» **OBJECTIVE**
Could you write out every record below exactly, leaving out any pictures?

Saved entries
+ + + + + + +

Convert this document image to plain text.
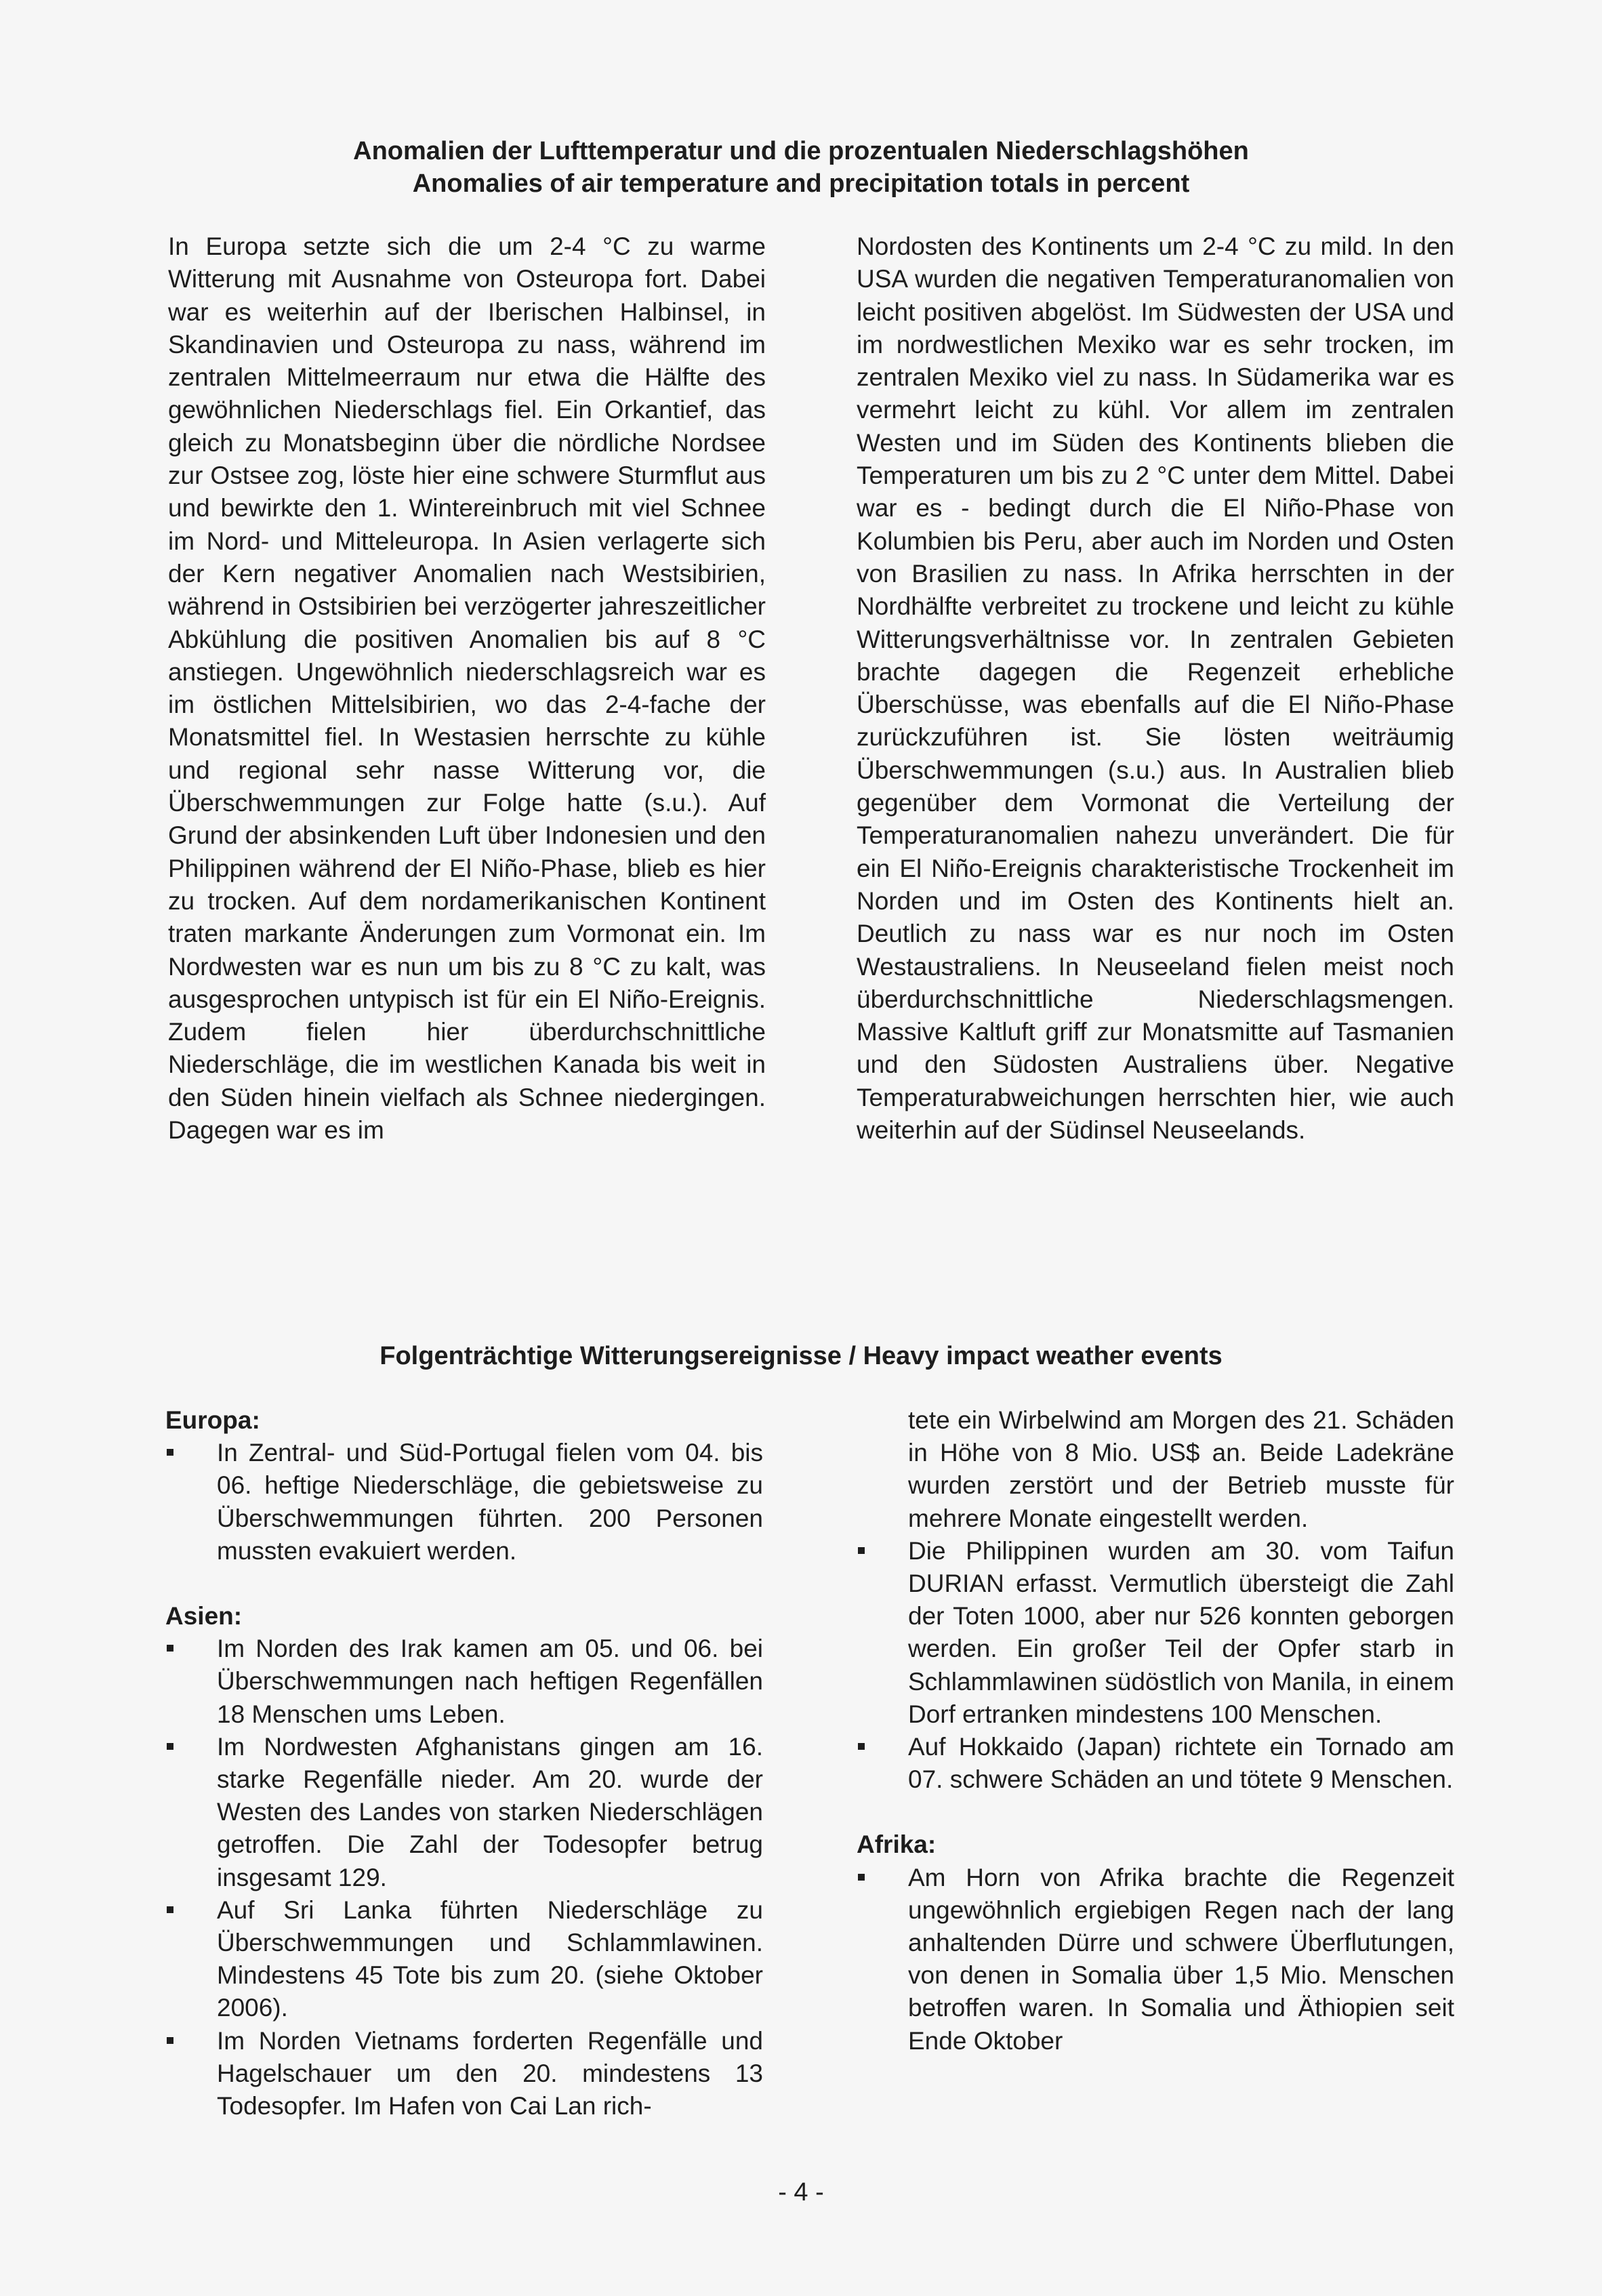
Anomalien der Lufttemperatur und die prozentualen Niederschlagshöhen
Anomalies of air temperature and precipitation totals in percent

In Europa setzte sich die um 2-4 °C zu warme Witterung mit Ausnahme von Osteuropa fort. Dabei war es weiterhin auf der Iberischen Halbinsel, in Skandinavien und Osteuropa zu nass, während im zentralen Mittelmeerraum nur etwa die Hälfte des gewöhnlichen Niederschlags fiel. Ein Orkantief, das gleich zu Monatsbeginn über die nördliche Nordsee zur Ostsee zog, löste hier eine schwere Sturmflut aus und bewirkte den 1. Wintereinbruch mit viel Schnee im Nord- und Mitteleuropa. In Asien verlagerte sich der Kern negativer Anomalien nach Westsibirien, während in Ostsibirien bei verzögerter jahreszeitlicher Abkühlung die positiven Anomalien bis auf 8 °C anstiegen. Ungewöhnlich niederschlagsreich war es im östlichen Mittelsibirien, wo das 2-4-fache der Monatsmittel fiel. In Westasien herrschte zu kühle und regional sehr nasse Witterung vor, die Überschwemmungen zur Folge hatte (s.u.). Auf Grund der absinkenden Luft über Indonesien und den Philippinen während der El Niño-Phase, blieb es hier zu trocken. Auf dem nordamerikanischen Kontinent traten markante Änderungen zum Vormonat ein. Im Nordwesten war es nun um bis zu 8 °C zu kalt, was ausgesprochen untypisch ist für ein El Niño-Ereignis. Zudem fielen hier überdurchschnittliche Niederschläge, die im westlichen Kanada bis weit in den Süden hinein vielfach als Schnee niedergingen. Dagegen war es im

Nordosten des Kontinents um 2-4 °C zu mild. In den USA wurden die negativen Temperaturanomalien von leicht positiven abgelöst. Im Südwesten der USA und im nordwestlichen Mexiko war es sehr trocken, im zentralen Mexiko viel zu nass. In Südamerika war es vermehrt leicht zu kühl. Vor allem im zentralen Westen und im Süden des Kontinents blieben die Temperaturen um bis zu 2 °C unter dem Mittel. Dabei war es - bedingt durch die El Niño-Phase von Kolumbien bis Peru, aber auch im Norden und Osten von Brasilien zu nass. In Afrika herrschten in der Nordhälfte verbreitet zu trockene und leicht zu kühle Witterungsverhältnisse vor. In zentralen Gebieten brachte dagegen die Regenzeit erhebliche Überschüsse, was ebenfalls auf die El Niño-Phase zurückzuführen ist. Sie lösten weiträumig Überschwemmungen (s.u.) aus. In Australien blieb gegenüber dem Vormonat die Verteilung der Temperaturanomalien nahezu unverändert. Die für ein El Niño-Ereignis charakteristische Trockenheit im Norden und im Osten des Kontinents hielt an. Deutlich zu nass war es nur noch im Osten Westaustraliens. In Neuseeland fielen meist noch überdurchschnittliche Niederschlagsmengen. Massive Kaltluft griff zur Monatsmitte auf Tasmanien und den Südosten Australiens über. Negative Temperaturabweichungen herrschten hier, wie auch weiterhin auf der Südinsel Neuseelands.

Folgenträchtige Witterungsereignisse / Heavy impact weather events
Europa:
In Zentral- und Süd-Portugal fielen vom 04. bis 06. heftige Niederschläge, die gebietsweise zu Überschwemmungen führten. 200 Personen mussten evakuiert werden.
Asien:
Im Norden des Irak kamen am 05. und 06. bei Überschwemmungen nach heftigen Regenfällen 18 Menschen ums Leben.
Im Nordwesten Afghanistans gingen am 16. starke Regenfälle nieder. Am 20. wurde der Westen des Landes von starken Niederschlägen getroffen. Die Zahl der Todesopfer betrug insgesamt 129.
Auf Sri Lanka führten Niederschläge zu Überschwemmungen und Schlammlawinen. Mindestens 45 Tote bis zum 20. (siehe Oktober 2006).
Im Norden Vietnams forderten Regenfälle und Hagelschauer um den 20. mindestens 13 Todesopfer. Im Hafen von Cai Lan rich-
tete ein Wirbelwind am Morgen des 21. Schäden in Höhe von 8 Mio. US$ an. Beide Ladekräne wurden zerstört und der Betrieb musste für mehrere Monate eingestellt werden.
Die Philippinen wurden am 30. vom Taifun DURIAN erfasst. Vermutlich übersteigt die Zahl der Toten 1000, aber nur 526 konnten geborgen werden. Ein großer Teil der Opfer starb in Schlammlawinen südöstlich von Manila, in einem Dorf ertranken mindestens 100 Menschen.
Auf Hokkaido (Japan) richtete ein Tornado am 07. schwere Schäden an und tötete 9 Menschen.
Afrika:
Am Horn von Afrika brachte die Regenzeit ungewöhnlich ergiebigen Regen nach der lang anhaltenden Dürre und schwere Überflutungen, von denen in Somalia über 1,5 Mio. Menschen betroffen waren. In Somalia und Äthiopien seit Ende Oktober
- 4 -
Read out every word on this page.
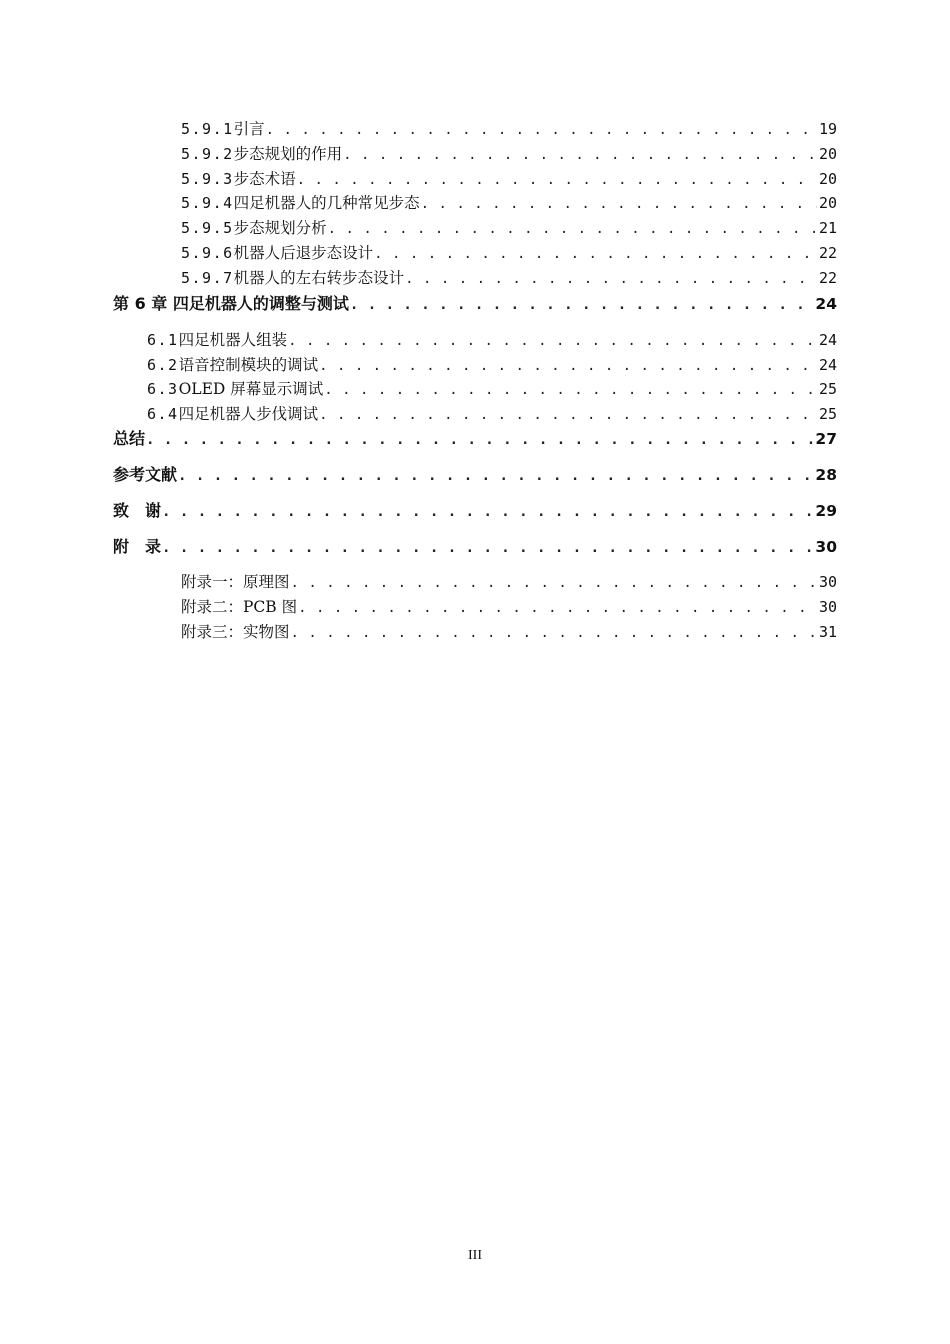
5.9.1 引言 . . .	19
5.9.2 步态规划的作用 . . .	20
5.9.3 步态术语 . . .	20
5.9.4 四足机器人的几种常见步态 . . .	20
5.9.5 步态规划分析 . . .	21
5.9.6 机器人后退步态设计 . . .	22
5.9.7 机器人的左右转步态设计 . . .	22
第 6 章 四足机器人的调整与测试 . . .	24
6.1 四足机器人组装 . . .	24
6.2 语音控制模块的调试 . . .	24
6.3 OLED 屏幕显示调试 . . .	25
6.4 四足机器人步伐调试 . . .	25
总结 . . .	27
参考文献 . . .	28
致　谢 . . .	29
附　录 . . .	30
附录一：原理图 . . .	30
附录二：PCB 图 . . .	30
附录三：实物图 . . .	31
III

+ + + + + + +

» **COMPLETED EXERCISE**
Convert this document image to plain text.
Anomalien der Lufttemperatur und die prozentualen Niederschlagshöhen
Anomalies of air temperature and precipitation totals in percent

In Europa setzte sich die um 2-4 °C zu warme Witterung mit Ausnahme von Osteuropa fort. Dabei war es weiterhin auf der Iberischen Halbinsel, in Skandinavien und Osteuropa zu nass, während im zentralen Mittelmeerraum nur etwa die Hälfte des gewöhnlichen Niederschlags fiel. Ein Orkantief, das gleich zu Monatsbeginn über die nördliche Nordsee zur Ostsee zog, löste hier eine schwere Sturmflut aus und bewirkte den 1. Wintereinbruch mit viel Schnee im Nord- und Mitteleuropa. In Asien verlagerte sich der Kern negativer Anomalien nach Westsibirien, während in Ostsibirien bei verzögerter jahreszeitlicher Abkühlung die positiven Anomalien bis auf 8 °C anstiegen. Ungewöhnlich niederschlagsreich war es im östlichen Mittelsibirien, wo das 2-4-fache der Monatsmittel fiel. In Westasien herrschte zu kühle und regional sehr nasse Witterung vor, die Überschwemmungen zur Folge hatte (s.u.). Auf Grund der absinkenden Luft über Indonesien und den Philippinen während der El Niño-Phase, blieb es hier zu trocken. Auf dem nordamerikanischen Kontinent traten markante Änderungen zum Vormonat ein. Im Nordwesten war es nun um bis zu 8 °C zu kalt, was ausgesprochen untypisch ist für ein El Niño-Ereignis. Zudem fielen hier überdurchschnittliche Niederschläge, die im westlichen Kanada bis weit in den Süden hinein vielfach als Schnee niedergingen. Dagegen war es im

Nordosten des Kontinents um 2-4 °C zu mild. In den USA wurden die negativen Temperaturanomalien von leicht positiven abgelöst. Im Südwesten der USA und im nordwestlichen Mexiko war es sehr trocken, im zentralen Mexiko viel zu nass. In Südamerika war es vermehrt leicht zu kühl. Vor allem im zentralen Westen und im Süden des Kontinents blieben die Temperaturen um bis zu 2 °C unter dem Mittel. Dabei war es - bedingt durch die El Niño-Phase von Kolumbien bis Peru, aber auch im Norden und Osten von Brasilien zu nass. In Afrika herrschten in der Nordhälfte verbreitet zu trockene und leicht zu kühle Witterungsverhältnisse vor. In zentralen Gebieten brachte dagegen die Regenzeit erhebliche Überschüsse, was ebenfalls auf die El Niño-Phase zurückzuführen ist. Sie lösten weiträumig Überschwemmungen (s.u.) aus. In Australien blieb gegenüber dem Vormonat die Verteilung der Temperaturanomalien nahezu unverändert. Die für ein El Niño-Ereignis charakteristische Trockenheit im Norden und im Osten des Kontinents hielt an. Deutlich zu nass war es nur noch im Osten Westaustraliens. In Neuseeland fielen meist noch überdurchschnittliche Niederschlagsmengen. Massive Kaltluft griff zur Monatsmitte auf Tasmanien und den Südosten Australiens über. Negative Temperaturabweichungen herrschten hier, wie auch weiterhin auf der Südinsel Neuseelands.

Folgenträchtige Witterungsereignisse / Heavy impact weather events
Europa:
In Zentral- und Süd-Portugal fielen vom 04. bis 06. heftige Niederschläge, die gebietsweise zu Überschwemmungen führten. 200 Personen mussten evakuiert werden.
Asien:
Im Norden des Irak kamen am 05. und 06. bei Überschwemmungen nach heftigen Regenfällen 18 Menschen ums Leben.
Im Nordwesten Afghanistans gingen am 16. starke Regenfälle nieder. Am 20. wurde der Westen des Landes von starken Niederschlägen getroffen. Die Zahl der Todesopfer betrug insgesamt 129.
Auf Sri Lanka führten Niederschläge zu Überschwemmungen und Schlammlawinen. Mindestens 45 Tote bis zum 20. (siehe Oktober 2006).
Im Norden Vietnams forderten Regenfälle und Hagelschauer um den 20. mindestens 13 Todesopfer. Im Hafen von Cai Lan rich-
tete ein Wirbelwind am Morgen des 21. Schäden in Höhe von 8 Mio. US$ an. Beide Ladekräne wurden zerstört und der Betrieb musste für mehrere Monate eingestellt werden.
Die Philippinen wurden am 30. vom Taifun DURIAN erfasst. Vermutlich übersteigt die Zahl der Toten 1000, aber nur 526 konnten geborgen werden. Ein großer Teil der Opfer starb in Schlammlawinen südöstlich von Manila, in einem Dorf ertranken mindestens 100 Menschen.
Auf Hokkaido (Japan) richtete ein Tornado am 07. schwere Schäden an und tötete 9 Menschen.
Afrika:
Am Horn von Afrika brachte die Regenzeit ungewöhnlich ergiebigen Regen nach der lang anhaltenden Dürre und schwere Überflutungen, von denen in Somalia über 1,5 Mio. Menschen betroffen waren. In Somalia und Äthiopien seit Ende Oktober
- 4 -
Read out every word on this page.
5.9.1 引言 . . .	19
5.9.2 步态规划的作用 . . .	20
5.9.3 步态术语 . . .	20
5.9.4 四足机器人的几种常见步态 . . .	20
5.9.5 步态规划分析 . . .	21
5.9.6 机器人后退步态设计 . . .	22
5.9.7 机器人的左右转步态设计 . . .	22
第 6 章 四足机器人的调整与测试 . . .	24
6.1 四足机器人组装 . . .	24
6.2 语音控制模块的调试 . . .	24
6.3 OLED 屏幕显示调试 . . .	25
6.4 四足机器人步伐调试 . . .	25
总结 . . .	27
参考文献 . . .	28
致　谢 . . .	29
附　录 . . .	30
附录一：原理图 . . .	30
附录二：PCB 图 . . .	30
附录三：实物图 . . .	31
III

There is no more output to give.